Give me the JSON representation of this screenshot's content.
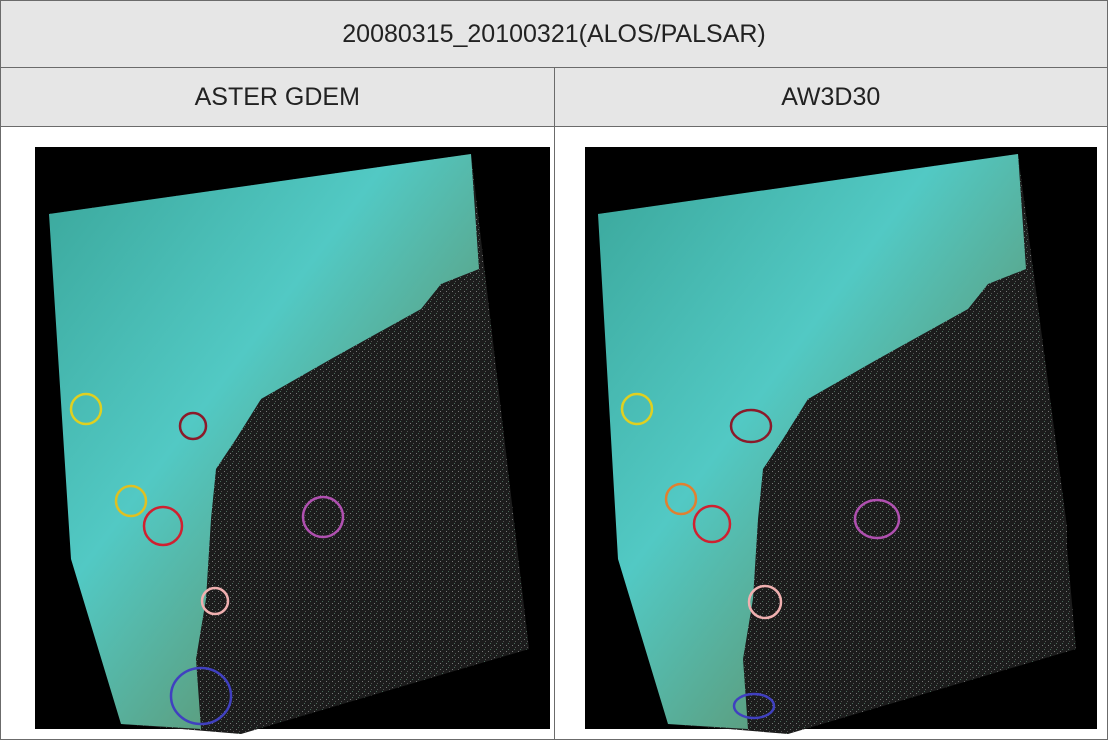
{
  "table": {
    "title": "20080315_20100321(ALOS/PALSAR)",
    "columns": [
      "ASTER GDEM",
      "AW3D30"
    ]
  }
}
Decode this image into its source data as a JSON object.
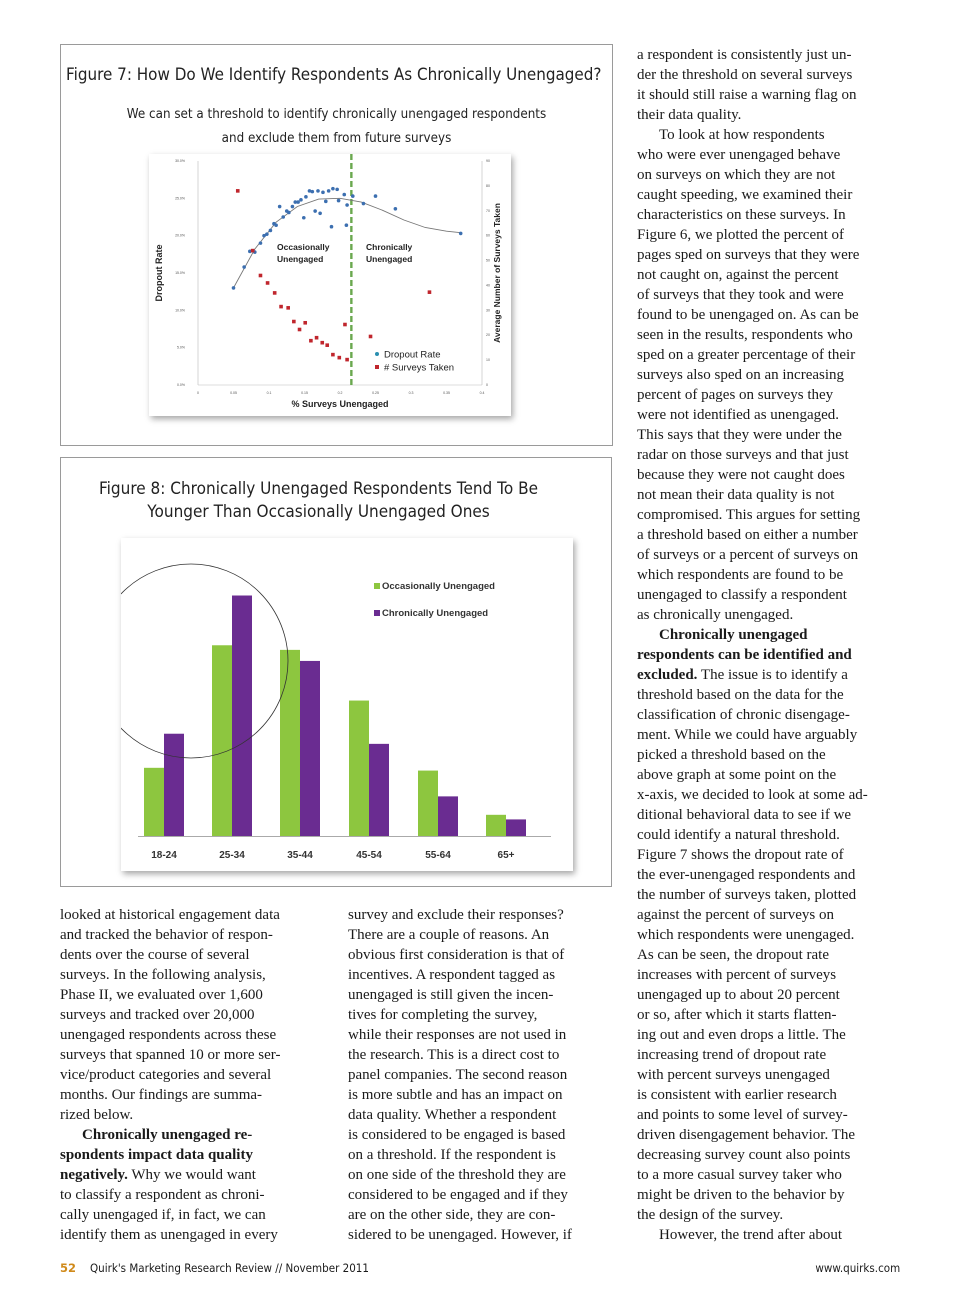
{
  "figure7": {
    "title": "Figure 7: How Do We Identify Respondents As Chronically Unengaged?",
    "subtitle_lines": [
      "We can set a threshold to identify chronically unengaged respondents",
      "and exclude them from future surveys"
    ],
    "chart_data": {
      "type": "scatter",
      "xlabel": "% Surveys Unengaged",
      "ylabel": "Dropout Rate",
      "y2label": "Average Number of Surveys Taken",
      "xlim": [
        0,
        0.4
      ],
      "ylim": [
        0,
        30
      ],
      "y2lim": [
        0,
        90
      ],
      "x_ticks": [
        "0",
        "0.05",
        "0.1",
        "0.15",
        "0.2",
        "0.25",
        "0.3",
        "0.35",
        "0.4"
      ],
      "y_ticks": [
        "0.0%",
        "5.0%",
        "10.0%",
        "15.0%",
        "20.0%",
        "25.0%",
        "30.0%"
      ],
      "y2_ticks": [
        "0",
        "10",
        "20",
        "30",
        "40",
        "50",
        "60",
        "70",
        "80",
        "90"
      ],
      "threshold_x": 0.216,
      "region_labels": [
        [
          "Occasionally",
          "Unengaged"
        ],
        [
          "Chronically",
          "Unengaged"
        ]
      ],
      "legend": [
        "Dropout Rate",
        "# Surveys Taken"
      ],
      "colors": {
        "dropout": "#3c6fb0",
        "surveys": "#c0262d",
        "threshold": "#6aa84f",
        "trend": "#777777"
      },
      "series": [
        {
          "name": "Dropout Rate",
          "axis": "left",
          "points": [
            [
              0.05,
              13.0
            ],
            [
              0.065,
              15.8
            ],
            [
              0.073,
              17.9
            ],
            [
              0.08,
              17.8
            ],
            [
              0.088,
              19.0
            ],
            [
              0.093,
              20.0
            ],
            [
              0.097,
              20.2
            ],
            [
              0.102,
              20.7
            ],
            [
              0.107,
              21.6
            ],
            [
              0.11,
              21.4
            ],
            [
              0.115,
              23.9
            ],
            [
              0.12,
              22.5
            ],
            [
              0.125,
              23.3
            ],
            [
              0.128,
              23.1
            ],
            [
              0.133,
              23.9
            ],
            [
              0.137,
              24.5
            ],
            [
              0.141,
              24.5
            ],
            [
              0.145,
              24.8
            ],
            [
              0.149,
              22.4
            ],
            [
              0.152,
              25.2
            ],
            [
              0.157,
              26.0
            ],
            [
              0.161,
              25.9
            ],
            [
              0.165,
              23.3
            ],
            [
              0.169,
              26.0
            ],
            [
              0.172,
              23.0
            ],
            [
              0.176,
              25.8
            ],
            [
              0.18,
              24.6
            ],
            [
              0.184,
              26.0
            ],
            [
              0.188,
              21.2
            ],
            [
              0.19,
              26.3
            ],
            [
              0.196,
              26.2
            ],
            [
              0.198,
              24.7
            ],
            [
              0.206,
              25.5
            ],
            [
              0.209,
              21.4
            ],
            [
              0.21,
              24.1
            ],
            [
              0.218,
              25.3
            ],
            [
              0.233,
              24.3
            ],
            [
              0.25,
              25.3
            ],
            [
              0.278,
              23.6
            ],
            [
              0.37,
              20.3
            ]
          ]
        },
        {
          "name": "# Surveys Taken",
          "axis": "right",
          "points": [
            [
              0.056,
              78
            ],
            [
              0.077,
              54
            ],
            [
              0.088,
              44
            ],
            [
              0.098,
              41
            ],
            [
              0.108,
              37
            ],
            [
              0.117,
              31.5
            ],
            [
              0.127,
              31
            ],
            [
              0.135,
              25.5
            ],
            [
              0.143,
              22.3
            ],
            [
              0.151,
              25
            ],
            [
              0.159,
              17.8
            ],
            [
              0.167,
              19
            ],
            [
              0.175,
              17
            ],
            [
              0.182,
              16
            ],
            [
              0.19,
              12.2
            ],
            [
              0.199,
              11
            ],
            [
              0.207,
              24.3
            ],
            [
              0.21,
              10.2
            ],
            [
              0.243,
              19.5
            ],
            [
              0.326,
              37.3
            ]
          ]
        }
      ],
      "trend": [
        [
          0.05,
          13.0
        ],
        [
          0.08,
          18.2
        ],
        [
          0.11,
          21.8
        ],
        [
          0.14,
          23.9
        ],
        [
          0.17,
          24.9
        ],
        [
          0.2,
          25.0
        ],
        [
          0.23,
          24.5
        ],
        [
          0.26,
          23.4
        ],
        [
          0.29,
          22.1
        ],
        [
          0.32,
          21.1
        ],
        [
          0.35,
          20.6
        ],
        [
          0.37,
          20.4
        ]
      ]
    }
  },
  "figure8": {
    "title_lines": [
      "Figure 8: Chronically Unengaged Respondents Tend To Be",
      "Younger Than Occasionally Unengaged Ones"
    ],
    "chart_data": {
      "type": "bar",
      "categories": [
        "18-24",
        "25-34",
        "35-44",
        "45-54",
        "55-64",
        "65+"
      ],
      "series": [
        {
          "name": "Occasionally Unengaged",
          "color": "#8dc63f",
          "values": [
            74,
            207,
            202,
            147,
            71,
            23
          ]
        },
        {
          "name": "Chronically Unengaged",
          "color": "#6a2c91",
          "values": [
            111,
            261,
            190,
            100,
            43,
            18
          ]
        }
      ],
      "ylim": [
        0,
        280
      ],
      "note": "relative heights; no value axis shown",
      "legend": "top-right"
    }
  },
  "columns": {
    "left": [
      "looked at historical engagement data",
      "and tracked the behavior of respon-",
      "dents over the course of several",
      "surveys. In the following analysis,",
      "Phase II, we evaluated over 1,600",
      "surveys and tracked over 20,000",
      "unengaged respondents across these",
      "surveys that spanned 10 or more ser-",
      "vice/product categories and several",
      "months. Our findings are summa-",
      "rized below.",
      {
        "b": "Chronically unengaged re-",
        "ind": true
      },
      {
        "b": "spondents impact data quality"
      },
      {
        "b": "negatively.",
        "t": " Why we would want"
      },
      "to classify a respondent as chroni-",
      "cally unengaged if, in fact, we can",
      "identify them as unengaged in every"
    ],
    "middle": [
      "survey and exclude their responses?",
      "There are a couple of reasons. An",
      "obvious first consideration is that of",
      "incentives. A respondent tagged as",
      "unengaged is still given the incen-",
      "tives for completing the survey,",
      "while their responses are not used in",
      "the research. This is a direct cost to",
      "panel companies. The second reason",
      "is more subtle and has an impact on",
      "data quality. Whether a respondent",
      "is considered to be engaged is based",
      "on a threshold. If the respondent is",
      "on one side of the threshold they are",
      "considered to be engaged and if they",
      "are on the other side, they are con-",
      "sidered to be unengaged. However, if"
    ],
    "right": [
      "a respondent is consistently just un-",
      "der the threshold on several surveys",
      "it should still raise a warning flag on",
      "their data quality.",
      {
        "t": "To look at how respondents",
        "ind": true
      },
      "who were ever unengaged behave",
      "on surveys on which they are not",
      "caught speeding, we examined their",
      "characteristics on these surveys. In",
      "Figure 6, we plotted the percent of",
      "pages sped on surveys that they were",
      "not caught on, against the percent",
      "of surveys that they took and were",
      "found to be unengaged on. As can be",
      "seen in the results, respondents who",
      "sped on a greater percentage of their",
      "surveys also sped on an increasing",
      "percent of pages on surveys they",
      "were not identified as unengaged.",
      "This says that they were under the",
      "radar on those surveys and that just",
      "because they were not caught does",
      "not mean their data quality is not",
      "compromised. This argues for setting",
      "a threshold based on either a number",
      "of surveys or a percent of surveys on",
      "which respondents are found to be",
      "unengaged to classify a respondent",
      "as chronically unengaged.",
      {
        "b": "Chronically unengaged",
        "ind": true
      },
      {
        "b": "respondents can be identified and"
      },
      {
        "b": "excluded.",
        "t": " The issue is to identify a"
      },
      "threshold based on the data for the",
      "classification of chronic disengage-",
      "ment. While we could have arguably",
      "picked a threshold based on the",
      "above graph at some point on the",
      "x-axis, we decided to look at some ad-",
      "ditional behavioral data to see if we",
      "could identify a natural threshold.",
      "Figure 7 shows the dropout rate of",
      "the ever-unengaged respondents and",
      "the number of surveys taken, plotted",
      "against the percent of surveys on",
      "which respondents were unengaged.",
      "As can be seen, the dropout rate",
      "increases with percent of surveys",
      "unengaged up to about 20 percent",
      "or so, after which it starts flatten-",
      "ing out and even drops a little. The",
      "increasing trend of dropout rate",
      "with percent surveys unengaged",
      "is consistent with earlier research",
      "and points to some level of survey-",
      "driven disengagement behavior. The",
      "decreasing survey count also points",
      "to a more casual survey taker who",
      "might be driven to the behavior by",
      "the design of the survey.",
      {
        "t": "However, the trend after about",
        "ind": true
      }
    ]
  },
  "footer": {
    "page_number": "52",
    "publication": "Quirk's Marketing Research Review // November 2011",
    "website": "www.quirks.com"
  }
}
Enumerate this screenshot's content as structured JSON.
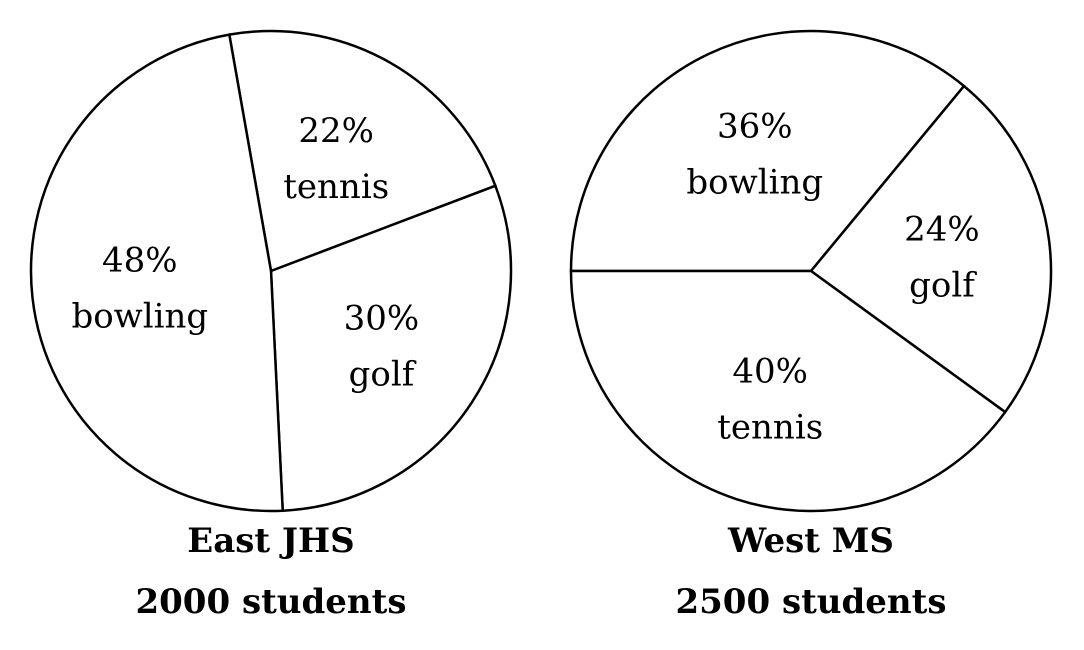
{
  "chart_data": [
    {
      "type": "pie",
      "title": "East JHS",
      "subtitle": "2000 students",
      "slices": [
        {
          "label": "tennis",
          "percent_text": "22%",
          "value": 22
        },
        {
          "label": "golf",
          "percent_text": "30%",
          "value": 30
        },
        {
          "label": "bowling",
          "percent_text": "48%",
          "value": 48
        }
      ]
    },
    {
      "type": "pie",
      "title": "West MS",
      "subtitle": "2500 students",
      "slices": [
        {
          "label": "bowling",
          "percent_text": "36%",
          "value": 36
        },
        {
          "label": "golf",
          "percent_text": "24%",
          "value": 24
        },
        {
          "label": "tennis",
          "percent_text": "40%",
          "value": 40
        }
      ]
    }
  ],
  "colors": {
    "fill": "#ffffff",
    "stroke": "#000000"
  }
}
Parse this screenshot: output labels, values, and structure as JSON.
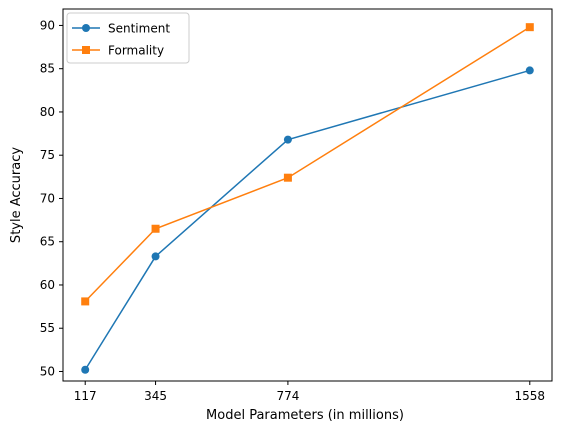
{
  "chart_data": {
    "type": "line",
    "title": "",
    "xlabel": "Model Parameters (in millions)",
    "ylabel": "Style Accuracy",
    "x": [
      117,
      345,
      774,
      1558
    ],
    "x_tick_labels": [
      "117",
      "345",
      "774",
      "1558"
    ],
    "y_ticks": [
      50,
      55,
      60,
      65,
      70,
      75,
      80,
      85,
      90
    ],
    "xlim": [
      45,
      1630
    ],
    "ylim": [
      48.9,
      91.9
    ],
    "grid": false,
    "legend_position": "upper-left",
    "series": [
      {
        "name": "Sentiment",
        "values": [
          50.2,
          63.3,
          76.8,
          84.8
        ],
        "color": "#1f77b4",
        "marker": "circle"
      },
      {
        "name": "Formality",
        "values": [
          58.1,
          66.5,
          72.4,
          89.8
        ],
        "color": "#ff7f0e",
        "marker": "square"
      }
    ]
  }
}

■ **REQUEST**: Track down every line of the material containing the string "them", and copy it.

■ **REPLY TO THE TASK**:
      "and exclude them from future surveys"
      "identify them as unengaged in every"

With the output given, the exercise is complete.